*Prompt*
Drop every picture, then transcribe the remaining data exactly.

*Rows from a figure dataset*
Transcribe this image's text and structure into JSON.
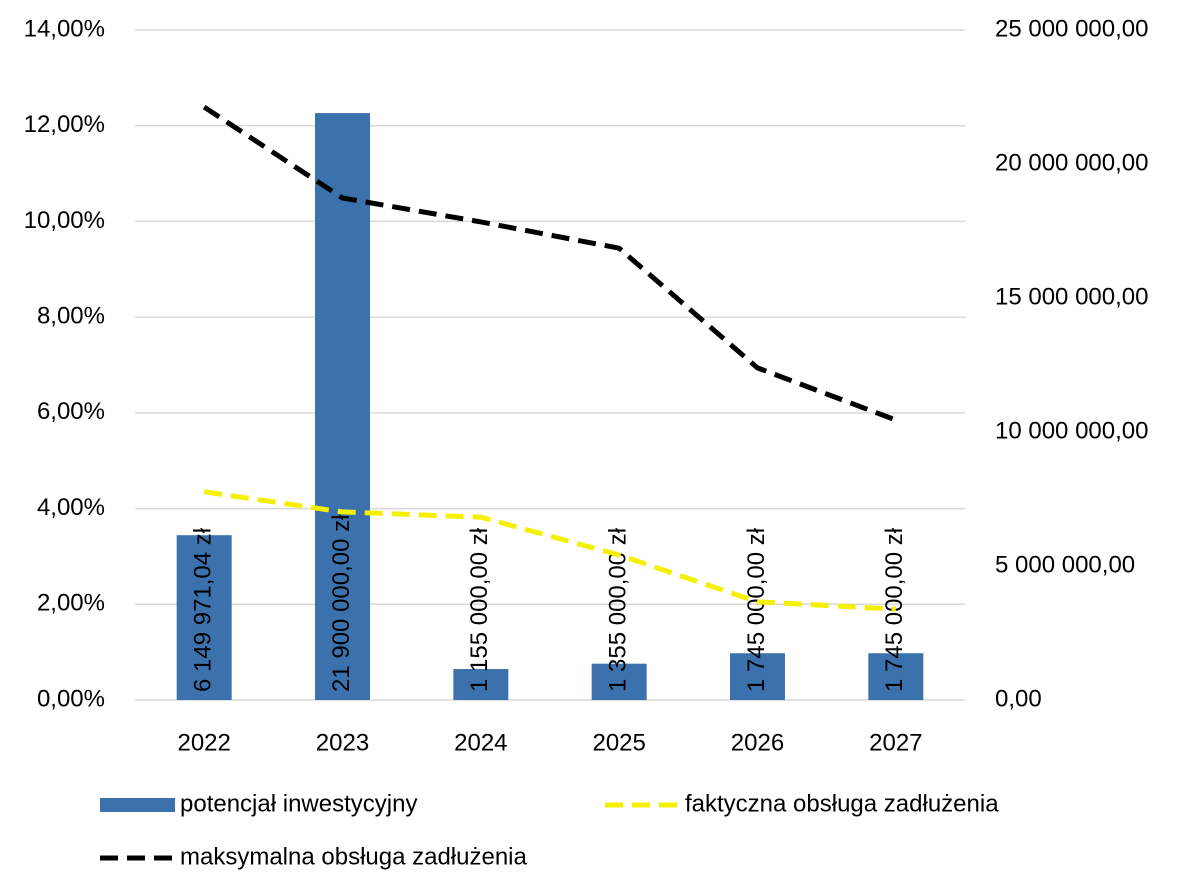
{
  "chart_data": {
    "type": "combo",
    "categories": [
      "2022",
      "2023",
      "2024",
      "2025",
      "2026",
      "2027"
    ],
    "series": [
      {
        "name": "potencjał inwestycyjny",
        "type": "bar",
        "axis": "y2",
        "color": "#3b72ae",
        "values": [
          6149971.04,
          21900000,
          1155000,
          1355000,
          1745000,
          1745000
        ],
        "value_labels": [
          "6 149 971,04 zł",
          "21 900 000,00 zł",
          "1 155 000,00 zł",
          "1 355 000,00 zł",
          "1 745 000,00 zł",
          "1 745 000,00 zł"
        ]
      },
      {
        "name": "faktyczna obsługa zadłużenia",
        "type": "line",
        "axis": "y",
        "color": "#f5f000",
        "dashed": true,
        "values": [
          4.35,
          3.93,
          3.82,
          3.03,
          2.05,
          1.9
        ]
      },
      {
        "name": "maksymalna obsługa zadłużenia",
        "type": "line",
        "axis": "y",
        "color": "#000000",
        "dashed": true,
        "values": [
          12.39,
          10.49,
          9.99,
          9.44,
          6.94,
          5.85
        ]
      }
    ],
    "ylim": [
      0,
      14
    ],
    "yticks": [
      {
        "value": 0,
        "label": "0,00%"
      },
      {
        "value": 2,
        "label": "2,00%"
      },
      {
        "value": 4,
        "label": "4,00%"
      },
      {
        "value": 6,
        "label": "6,00%"
      },
      {
        "value": 8,
        "label": "8,00%"
      },
      {
        "value": 10,
        "label": "10,00%"
      },
      {
        "value": 12,
        "label": "12,00%"
      },
      {
        "value": 14,
        "label": "14,00%"
      }
    ],
    "y2lim": [
      0,
      25000000
    ],
    "y2ticks": [
      {
        "value": 0,
        "label": "0,00"
      },
      {
        "value": 5000000,
        "label": "5 000 000,00"
      },
      {
        "value": 10000000,
        "label": "10 000 000,00"
      },
      {
        "value": 15000000,
        "label": "15 000 000,00"
      },
      {
        "value": 20000000,
        "label": "20 000 000,00"
      },
      {
        "value": 25000000,
        "label": "25 000 000,00"
      }
    ],
    "grid": true
  }
}
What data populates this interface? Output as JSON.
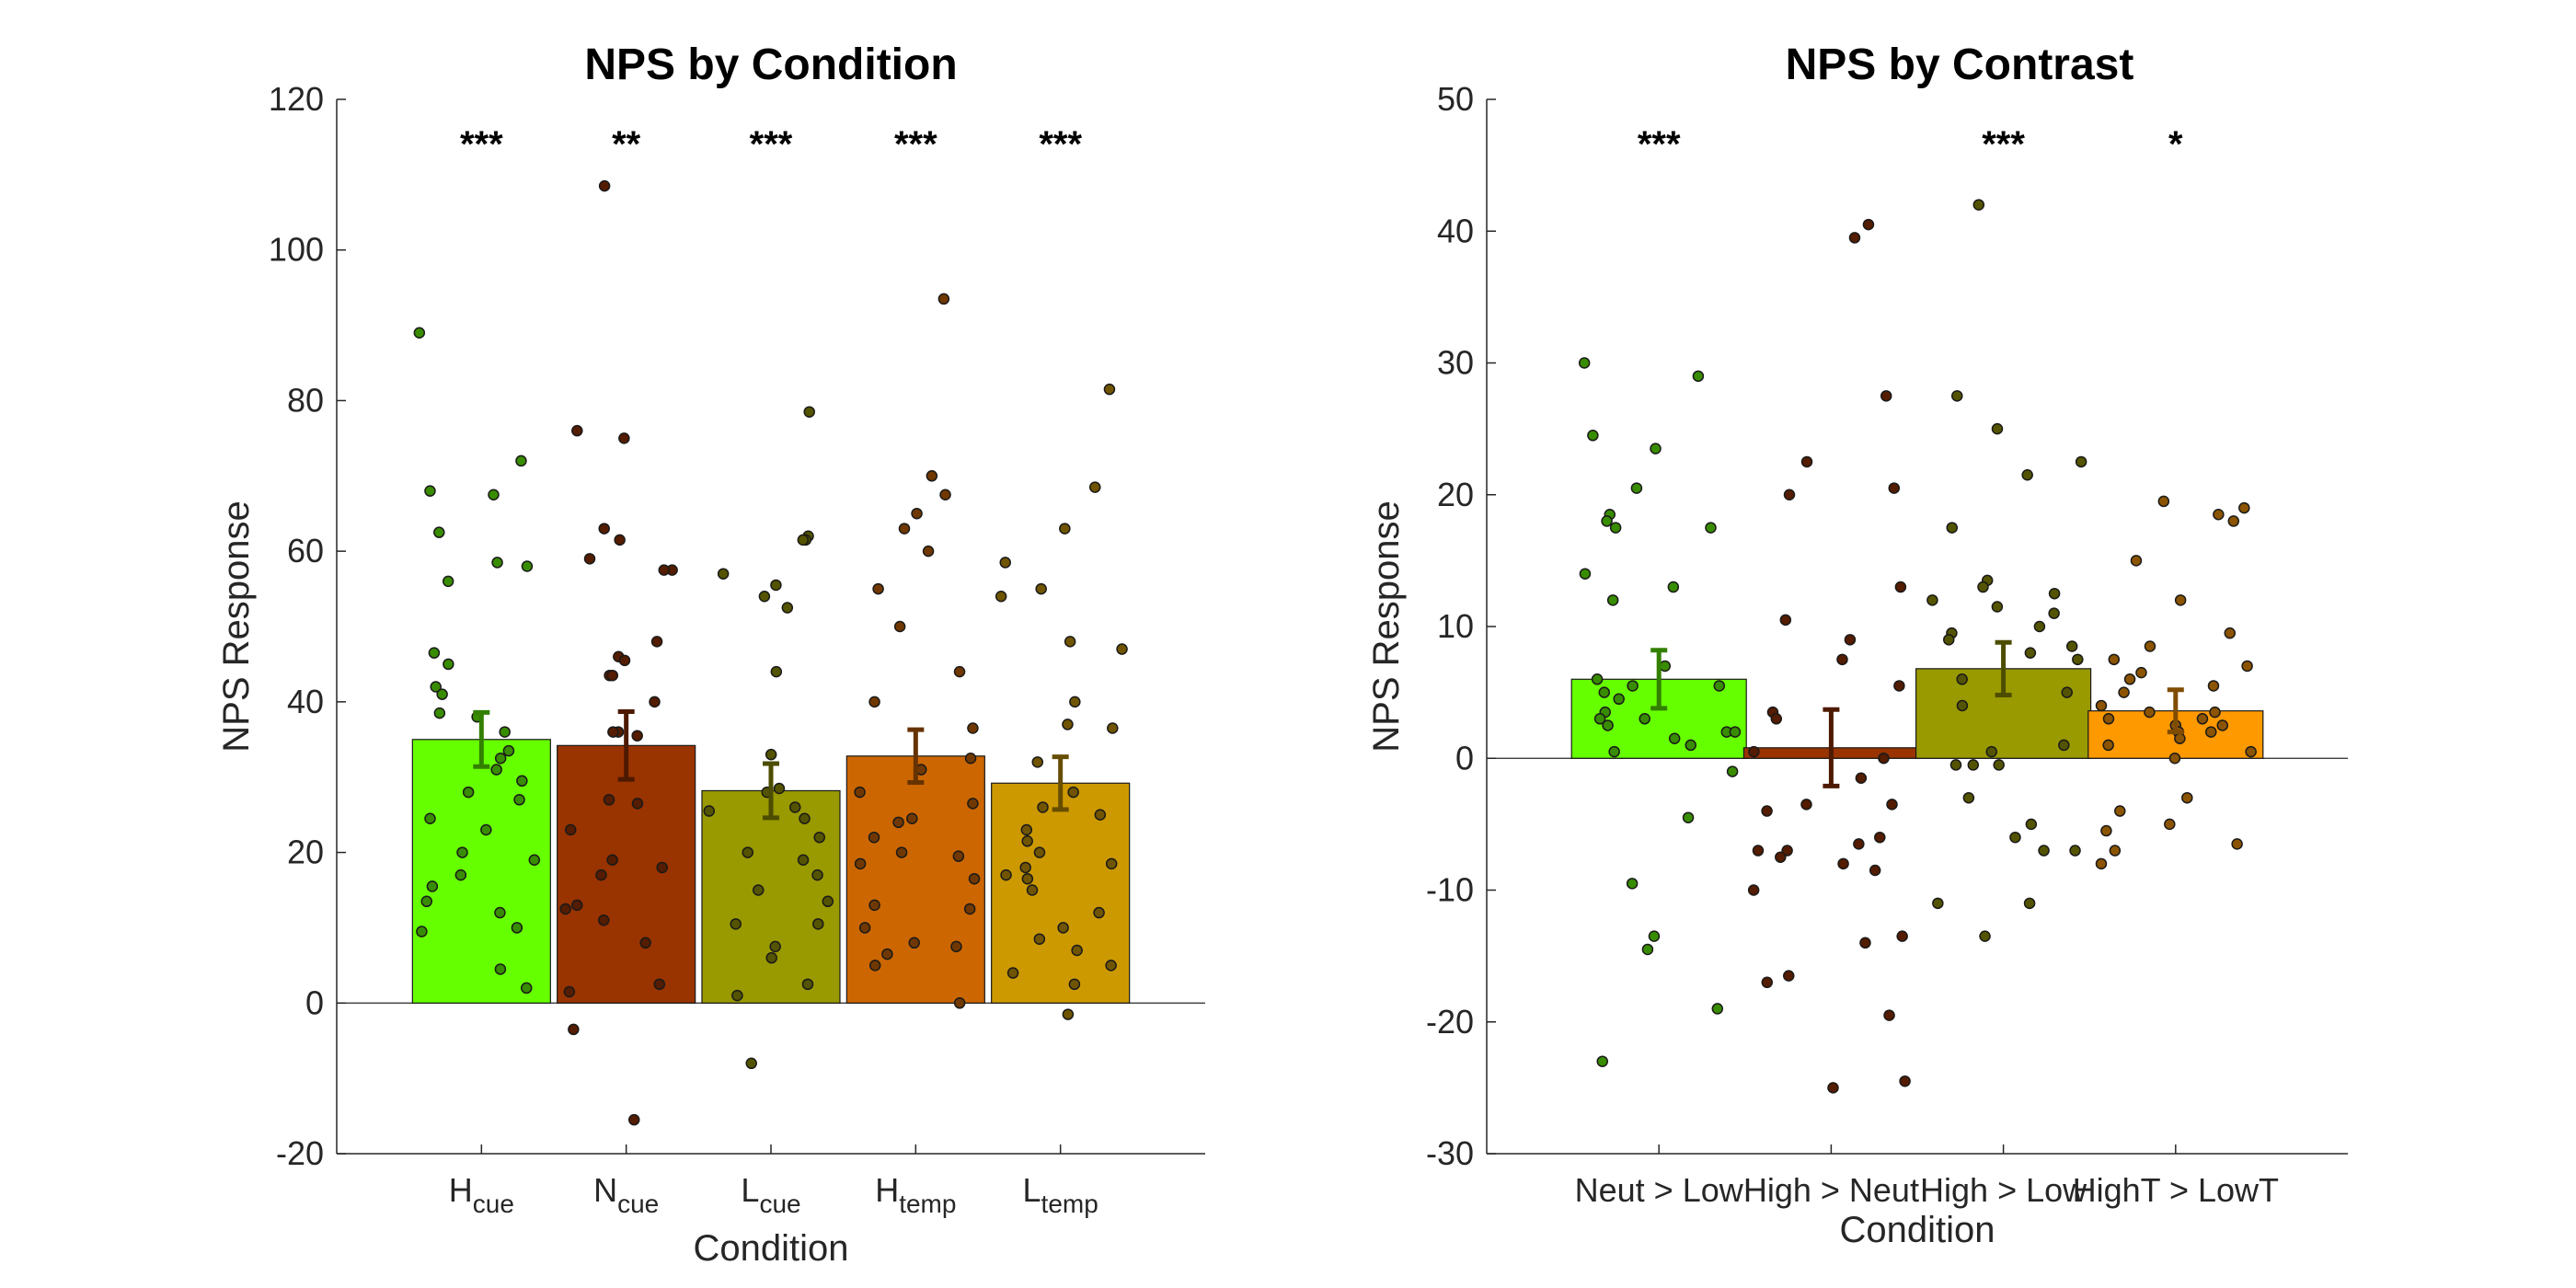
{
  "chart_data": [
    {
      "type": "bar",
      "title": "NPS by Condition",
      "xlabel": "Condition",
      "ylabel": "NPS Response",
      "ylim": [
        -20,
        120
      ],
      "yticks": [
        -20,
        0,
        20,
        40,
        60,
        80,
        100,
        120
      ],
      "categories": [
        {
          "base": "H",
          "sub": "cue"
        },
        {
          "base": "N",
          "sub": "cue"
        },
        {
          "base": "L",
          "sub": "cue"
        },
        {
          "base": "H",
          "sub": "temp"
        },
        {
          "base": "L",
          "sub": "temp"
        }
      ],
      "values": [
        35,
        34.2,
        28.2,
        32.8,
        29.2
      ],
      "errors": [
        3.6,
        4.5,
        3.6,
        3.5,
        3.5
      ],
      "significance": [
        "***",
        "**",
        "***",
        "***",
        "***"
      ],
      "colors": [
        "#66ff00",
        "#993300",
        "#999900",
        "#cc6600",
        "#cc9900"
      ],
      "points": [
        [
          89,
          72,
          68,
          67.5,
          62.5,
          58.5,
          58,
          56,
          46.5,
          45,
          42,
          41,
          38.5,
          38,
          36,
          33.5,
          32.5,
          31,
          29.5,
          28,
          27,
          24.5,
          23,
          20,
          19,
          17,
          15.5,
          13.5,
          12,
          10,
          9.5,
          4.5,
          2
        ],
        [
          108.5,
          76,
          75,
          63,
          61.5,
          59,
          57.5,
          57.5,
          48,
          46,
          45.5,
          43.5,
          43.5,
          40,
          36,
          36,
          35.5,
          27,
          26.5,
          23,
          19,
          18,
          17,
          13,
          12.5,
          11,
          8,
          2.5,
          1.5,
          -3.5,
          -15.5
        ],
        [
          78.5,
          62,
          61.5,
          61.5,
          57,
          55.5,
          54,
          52.5,
          44,
          33,
          28.5,
          28,
          26,
          25.5,
          24.5,
          22,
          20,
          19,
          17,
          15,
          13.5,
          10.5,
          10.5,
          7.5,
          6,
          2.5,
          1,
          -8
        ],
        [
          93.5,
          70,
          67.5,
          65,
          63,
          60,
          55,
          50,
          44,
          40,
          36.5,
          32.5,
          31,
          28,
          26.5,
          24.5,
          24,
          22,
          20,
          19.5,
          18.5,
          16.5,
          13,
          12.5,
          10,
          8,
          7.5,
          6.5,
          5,
          0
        ],
        [
          81.5,
          68.5,
          63,
          58.5,
          55,
          54,
          48,
          47,
          40,
          37,
          36.5,
          32,
          28,
          26,
          25,
          23,
          21.5,
          20,
          18.5,
          18,
          17,
          16.5,
          15,
          12,
          10,
          8.5,
          7,
          5,
          4,
          2.5,
          -1.5
        ]
      ]
    },
    {
      "type": "bar",
      "title": "NPS by Contrast",
      "xlabel": "Condition",
      "ylabel": "NPS Response",
      "ylim": [
        -30,
        50
      ],
      "yticks": [
        -30,
        -20,
        -10,
        0,
        10,
        20,
        30,
        40,
        50
      ],
      "categories": [
        "Neut > Low",
        "High > Neut",
        "High > Low",
        "HighT > LowT"
      ],
      "values": [
        6,
        0.8,
        6.8,
        3.6
      ],
      "errors": [
        2.2,
        2.9,
        2,
        1.6
      ],
      "significance": [
        "***",
        "",
        "***",
        "*"
      ],
      "colors": [
        "#66ff00",
        "#993300",
        "#999900",
        "#ff9900"
      ],
      "points": [
        [
          30,
          29,
          24.5,
          23.5,
          20.5,
          18.5,
          18,
          17.5,
          17.5,
          14,
          13,
          12,
          7,
          6,
          5.5,
          5.5,
          5,
          4.5,
          3.5,
          3,
          3,
          2.5,
          2,
          2,
          1.5,
          1,
          0.5,
          -1,
          -4.5,
          -9.5,
          -13.5,
          -14.5,
          -19,
          -23
        ],
        [
          40.5,
          39.5,
          27.5,
          22.5,
          20.5,
          20,
          13,
          10.5,
          9,
          7.5,
          5.5,
          3.5,
          3,
          0.5,
          0,
          -1.5,
          -3.5,
          -3.5,
          -4,
          -6,
          -6.5,
          -7,
          -7,
          -7.5,
          -8,
          -8.5,
          -10,
          -13.5,
          -14,
          -16.5,
          -17,
          -19.5,
          -24.5,
          -25
        ],
        [
          42,
          27.5,
          25,
          22.5,
          21.5,
          17.5,
          13.5,
          13,
          12.5,
          12,
          11.5,
          11,
          10,
          9.5,
          9,
          8.5,
          8,
          7.5,
          6,
          5,
          4,
          1,
          0.5,
          -0.5,
          -0.5,
          -0.5,
          -3,
          -5,
          -6,
          -7,
          -7,
          -11,
          -11,
          -13.5
        ],
        [
          19.5,
          19,
          18.5,
          18,
          15,
          12,
          9.5,
          8.5,
          7.5,
          7,
          6.5,
          6,
          5.5,
          5,
          4,
          3.5,
          3.5,
          3,
          3,
          2.5,
          2.5,
          2,
          2,
          1.5,
          1,
          0.5,
          0,
          -3,
          -4,
          -5,
          -5.5,
          -6.5,
          -7,
          -8
        ]
      ]
    }
  ]
}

*The answer*
Transcribe this image's text and structure into JSON.
{
  "chart_data": {
    "type": "combo",
    "categories": [
      "2022",
      "2023",
      "2024",
      "2025",
      "2026",
      "2027"
    ],
    "series": [
      {
        "name": "potencjał inwestycyjny",
        "type": "bar",
        "axis": "y2",
        "color": "#3b72ae",
        "values": [
          6149971.04,
          21900000,
          1155000,
          1355000,
          1745000,
          1745000
        ],
        "value_labels": [
          "6 149 971,04 zł",
          "21 900 000,00 zł",
          "1 155 000,00 zł",
          "1 355 000,00 zł",
          "1 745 000,00 zł",
          "1 745 000,00 zł"
        ]
      },
      {
        "name": "faktyczna obsługa zadłużenia",
        "type": "line",
        "axis": "y",
        "color": "#f5f000",
        "dashed": true,
        "values": [
          4.35,
          3.93,
          3.82,
          3.03,
          2.05,
          1.9
        ]
      },
      {
        "name": "maksymalna obsługa zadłużenia",
        "type": "line",
        "axis": "y",
        "color": "#000000",
        "dashed": true,
        "values": [
          12.39,
          10.49,
          9.99,
          9.44,
          6.94,
          5.85
        ]
      }
    ],
    "ylim": [
      0,
      14
    ],
    "yticks": [
      {
        "value": 0,
        "label": "0,00%"
      },
      {
        "value": 2,
        "label": "2,00%"
      },
      {
        "value": 4,
        "label": "4,00%"
      },
      {
        "value": 6,
        "label": "6,00%"
      },
      {
        "value": 8,
        "label": "8,00%"
      },
      {
        "value": 10,
        "label": "10,00%"
      },
      {
        "value": 12,
        "label": "12,00%"
      },
      {
        "value": 14,
        "label": "14,00%"
      }
    ],
    "y2lim": [
      0,
      25000000
    ],
    "y2ticks": [
      {
        "value": 0,
        "label": "0,00"
      },
      {
        "value": 5000000,
        "label": "5 000 000,00"
      },
      {
        "value": 10000000,
        "label": "10 000 000,00"
      },
      {
        "value": 15000000,
        "label": "15 000 000,00"
      },
      {
        "value": 20000000,
        "label": "20 000 000,00"
      },
      {
        "value": 25000000,
        "label": "25 000 000,00"
      }
    ],
    "grid": true
  }
}
What data populates this interface? Output as JSON.
{
  "chart_data": [
    {
      "type": "bar",
      "title": "NPS by Condition",
      "xlabel": "Condition",
      "ylabel": "NPS Response",
      "ylim": [
        -20,
        120
      ],
      "yticks": [
        -20,
        0,
        20,
        40,
        60,
        80,
        100,
        120
      ],
      "categories": [
        {
          "base": "H",
          "sub": "cue"
        },
        {
          "base": "N",
          "sub": "cue"
        },
        {
          "base": "L",
          "sub": "cue"
        },
        {
          "base": "H",
          "sub": "temp"
        },
        {
          "base": "L",
          "sub": "temp"
        }
      ],
      "values": [
        35,
        34.2,
        28.2,
        32.8,
        29.2
      ],
      "errors": [
        3.6,
        4.5,
        3.6,
        3.5,
        3.5
      ],
      "significance": [
        "***",
        "**",
        "***",
        "***",
        "***"
      ],
      "colors": [
        "#66ff00",
        "#993300",
        "#999900",
        "#cc6600",
        "#cc9900"
      ],
      "points": [
        [
          89,
          72,
          68,
          67.5,
          62.5,
          58.5,
          58,
          56,
          46.5,
          45,
          42,
          41,
          38.5,
          38,
          36,
          33.5,
          32.5,
          31,
          29.5,
          28,
          27,
          24.5,
          23,
          20,
          19,
          17,
          15.5,
          13.5,
          12,
          10,
          9.5,
          4.5,
          2
        ],
        [
          108.5,
          76,
          75,
          63,
          61.5,
          59,
          57.5,
          57.5,
          48,
          46,
          45.5,
          43.5,
          43.5,
          40,
          36,
          36,
          35.5,
          27,
          26.5,
          23,
          19,
          18,
          17,
          13,
          12.5,
          11,
          8,
          2.5,
          1.5,
          -3.5,
          -15.5
        ],
        [
          78.5,
          62,
          61.5,
          61.5,
          57,
          55.5,
          54,
          52.5,
          44,
          33,
          28.5,
          28,
          26,
          25.5,
          24.5,
          22,
          20,
          19,
          17,
          15,
          13.5,
          10.5,
          10.5,
          7.5,
          6,
          2.5,
          1,
          -8
        ],
        [
          93.5,
          70,
          67.5,
          65,
          63,
          60,
          55,
          50,
          44,
          40,
          36.5,
          32.5,
          31,
          28,
          26.5,
          24.5,
          24,
          22,
          20,
          19.5,
          18.5,
          16.5,
          13,
          12.5,
          10,
          8,
          7.5,
          6.5,
          5,
          0
        ],
        [
          81.5,
          68.5,
          63,
          58.5,
          55,
          54,
          48,
          47,
          40,
          37,
          36.5,
          32,
          28,
          26,
          25,
          23,
          21.5,
          20,
          18.5,
          18,
          17,
          16.5,
          15,
          12,
          10,
          8.5,
          7,
          5,
          4,
          2.5,
          -1.5
        ]
      ]
    },
    {
      "type": "bar",
      "title": "NPS by Contrast",
      "xlabel": "Condition",
      "ylabel": "NPS Response",
      "ylim": [
        -30,
        50
      ],
      "yticks": [
        -30,
        -20,
        -10,
        0,
        10,
        20,
        30,
        40,
        50
      ],
      "categories": [
        "Neut > Low",
        "High > Neut",
        "High > Low",
        "HighT > LowT"
      ],
      "values": [
        6,
        0.8,
        6.8,
        3.6
      ],
      "errors": [
        2.2,
        2.9,
        2,
        1.6
      ],
      "significance": [
        "***",
        "",
        "***",
        "*"
      ],
      "colors": [
        "#66ff00",
        "#993300",
        "#999900",
        "#ff9900"
      ],
      "points": [
        [
          30,
          29,
          24.5,
          23.5,
          20.5,
          18.5,
          18,
          17.5,
          17.5,
          14,
          13,
          12,
          7,
          6,
          5.5,
          5.5,
          5,
          4.5,
          3.5,
          3,
          3,
          2.5,
          2,
          2,
          1.5,
          1,
          0.5,
          -1,
          -4.5,
          -9.5,
          -13.5,
          -14.5,
          -19,
          -23
        ],
        [
          40.5,
          39.5,
          27.5,
          22.5,
          20.5,
          20,
          13,
          10.5,
          9,
          7.5,
          5.5,
          3.5,
          3,
          0.5,
          0,
          -1.5,
          -3.5,
          -3.5,
          -4,
          -6,
          -6.5,
          -7,
          -7,
          -7.5,
          -8,
          -8.5,
          -10,
          -13.5,
          -14,
          -16.5,
          -17,
          -19.5,
          -24.5,
          -25
        ],
        [
          42,
          27.5,
          25,
          22.5,
          21.5,
          17.5,
          13.5,
          13,
          12.5,
          12,
          11.5,
          11,
          10,
          9.5,
          9,
          8.5,
          8,
          7.5,
          6,
          5,
          4,
          1,
          0.5,
          -0.5,
          -0.5,
          -0.5,
          -3,
          -5,
          -6,
          -7,
          -7,
          -11,
          -11,
          -13.5
        ],
        [
          19.5,
          19,
          18.5,
          18,
          15,
          12,
          9.5,
          8.5,
          7.5,
          7,
          6.5,
          6,
          5.5,
          5,
          4,
          3.5,
          3.5,
          3,
          3,
          2.5,
          2.5,
          2,
          2,
          1.5,
          1,
          0.5,
          0,
          -3,
          -4,
          -5,
          -5.5,
          -6.5,
          -7,
          -8
        ]
      ]
    }
  ]
}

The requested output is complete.